Figure record extracts
● ● ● ● ● ● ●

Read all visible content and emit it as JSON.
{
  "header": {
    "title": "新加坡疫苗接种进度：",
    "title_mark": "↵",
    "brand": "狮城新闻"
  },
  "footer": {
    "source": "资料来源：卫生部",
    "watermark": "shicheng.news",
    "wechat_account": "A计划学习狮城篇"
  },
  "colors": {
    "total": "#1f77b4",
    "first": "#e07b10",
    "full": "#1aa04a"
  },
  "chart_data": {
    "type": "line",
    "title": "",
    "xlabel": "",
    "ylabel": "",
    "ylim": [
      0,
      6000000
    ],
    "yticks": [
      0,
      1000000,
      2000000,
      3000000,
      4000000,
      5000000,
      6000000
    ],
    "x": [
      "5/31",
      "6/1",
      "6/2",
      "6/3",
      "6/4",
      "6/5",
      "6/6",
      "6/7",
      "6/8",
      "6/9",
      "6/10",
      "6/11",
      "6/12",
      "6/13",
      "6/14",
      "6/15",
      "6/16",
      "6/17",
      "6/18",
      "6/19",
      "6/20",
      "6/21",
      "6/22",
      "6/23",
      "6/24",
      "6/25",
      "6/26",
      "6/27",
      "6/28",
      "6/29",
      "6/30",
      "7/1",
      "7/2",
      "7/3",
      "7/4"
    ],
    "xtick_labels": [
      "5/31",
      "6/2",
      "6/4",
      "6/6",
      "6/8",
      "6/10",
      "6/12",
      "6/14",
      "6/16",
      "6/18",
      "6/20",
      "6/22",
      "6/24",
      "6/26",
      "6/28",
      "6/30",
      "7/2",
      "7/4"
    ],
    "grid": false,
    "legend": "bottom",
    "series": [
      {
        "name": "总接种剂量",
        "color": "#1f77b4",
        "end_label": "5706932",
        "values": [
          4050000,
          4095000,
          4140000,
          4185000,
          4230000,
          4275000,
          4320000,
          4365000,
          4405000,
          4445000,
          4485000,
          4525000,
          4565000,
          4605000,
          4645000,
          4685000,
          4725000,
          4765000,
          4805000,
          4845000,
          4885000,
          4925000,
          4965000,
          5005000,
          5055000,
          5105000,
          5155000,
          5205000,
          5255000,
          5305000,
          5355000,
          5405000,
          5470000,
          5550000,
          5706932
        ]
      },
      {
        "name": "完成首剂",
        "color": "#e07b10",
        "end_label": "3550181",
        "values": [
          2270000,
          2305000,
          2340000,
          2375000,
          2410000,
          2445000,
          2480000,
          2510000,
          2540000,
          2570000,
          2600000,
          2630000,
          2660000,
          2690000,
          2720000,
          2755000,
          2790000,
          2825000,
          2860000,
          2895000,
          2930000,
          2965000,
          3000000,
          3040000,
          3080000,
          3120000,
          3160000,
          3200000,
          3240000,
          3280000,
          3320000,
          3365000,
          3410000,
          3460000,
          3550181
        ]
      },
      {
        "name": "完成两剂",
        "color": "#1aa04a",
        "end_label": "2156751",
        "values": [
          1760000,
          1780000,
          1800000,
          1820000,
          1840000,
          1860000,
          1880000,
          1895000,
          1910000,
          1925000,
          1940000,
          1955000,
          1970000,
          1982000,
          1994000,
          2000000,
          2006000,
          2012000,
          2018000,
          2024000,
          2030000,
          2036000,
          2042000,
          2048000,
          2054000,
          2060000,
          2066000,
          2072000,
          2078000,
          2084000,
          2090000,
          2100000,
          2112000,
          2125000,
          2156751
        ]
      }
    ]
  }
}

● ● ● ● ● ● ●

- **TASK DESCRIPTION**: Faithfully transcribe the whole of the data.

- **WRITTEN ANSWER**:
Read all visible content and emit it as JSON.
{
  "header": {
    "title": "新加坡疫苗接种进度：",
    "title_mark": "↵",
    "brand": "狮城新闻"
  },
  "footer": {
    "source": "资料来源：卫生部",
    "watermark": "shicheng.news",
    "wechat_account": "A计划学习狮城篇"
  },
  "colors": {
    "total": "#1f77b4",
    "first": "#e07b10",
    "full": "#1aa04a"
  },
  "chart_data": {
    "type": "line",
    "title": "",
    "xlabel": "",
    "ylabel": "",
    "ylim": [
      0,
      6000000
    ],
    "yticks": [
      0,
      1000000,
      2000000,
      3000000,
      4000000,
      5000000,
      6000000
    ],
    "x": [
      "5/31",
      "6/1",
      "6/2",
      "6/3",
      "6/4",
      "6/5",
      "6/6",
      "6/7",
      "6/8",
      "6/9",
      "6/10",
      "6/11",
      "6/12",
      "6/13",
      "6/14",
      "6/15",
      "6/16",
      "6/17",
      "6/18",
      "6/19",
      "6/20",
      "6/21",
      "6/22",
      "6/23",
      "6/24",
      "6/25",
      "6/26",
      "6/27",
      "6/28",
      "6/29",
      "6/30",
      "7/1",
      "7/2",
      "7/3",
      "7/4"
    ],
    "xtick_labels": [
      "5/31",
      "6/2",
      "6/4",
      "6/6",
      "6/8",
      "6/10",
      "6/12",
      "6/14",
      "6/16",
      "6/18",
      "6/20",
      "6/22",
      "6/24",
      "6/26",
      "6/28",
      "6/30",
      "7/2",
      "7/4"
    ],
    "grid": false,
    "legend": "bottom",
    "series": [
      {
        "name": "总接种剂量",
        "color": "#1f77b4",
        "end_label": "5706932",
        "values": [
          4050000,
          4095000,
          4140000,
          4185000,
          4230000,
          4275000,
          4320000,
          4365000,
          4405000,
          4445000,
          4485000,
          4525000,
          4565000,
          4605000,
          4645000,
          4685000,
          4725000,
          4765000,
          4805000,
          4845000,
          4885000,
          4925000,
          4965000,
          5005000,
          5055000,
          5105000,
          5155000,
          5205000,
          5255000,
          5305000,
          5355000,
          5405000,
          5470000,
          5550000,
          5706932
        ]
      },
      {
        "name": "完成首剂",
        "color": "#e07b10",
        "end_label": "3550181",
        "values": [
          2270000,
          2305000,
          2340000,
          2375000,
          2410000,
          2445000,
          2480000,
          2510000,
          2540000,
          2570000,
          2600000,
          2630000,
          2660000,
          2690000,
          2720000,
          2755000,
          2790000,
          2825000,
          2860000,
          2895000,
          2930000,
          2965000,
          3000000,
          3040000,
          3080000,
          3120000,
          3160000,
          3200000,
          3240000,
          3280000,
          3320000,
          3365000,
          3410000,
          3460000,
          3550181
        ]
      },
      {
        "name": "完成两剂",
        "color": "#1aa04a",
        "end_label": "2156751",
        "values": [
          1760000,
          1780000,
          1800000,
          1820000,
          1840000,
          1860000,
          1880000,
          1895000,
          1910000,
          1925000,
          1940000,
          1955000,
          1970000,
          1982000,
          1994000,
          2000000,
          2006000,
          2012000,
          2018000,
          2024000,
          2030000,
          2036000,
          2042000,
          2048000,
          2054000,
          2060000,
          2066000,
          2072000,
          2078000,
          2084000,
          2090000,
          2100000,
          2112000,
          2125000,
          2156751
        ]
      }
    ]
  }
}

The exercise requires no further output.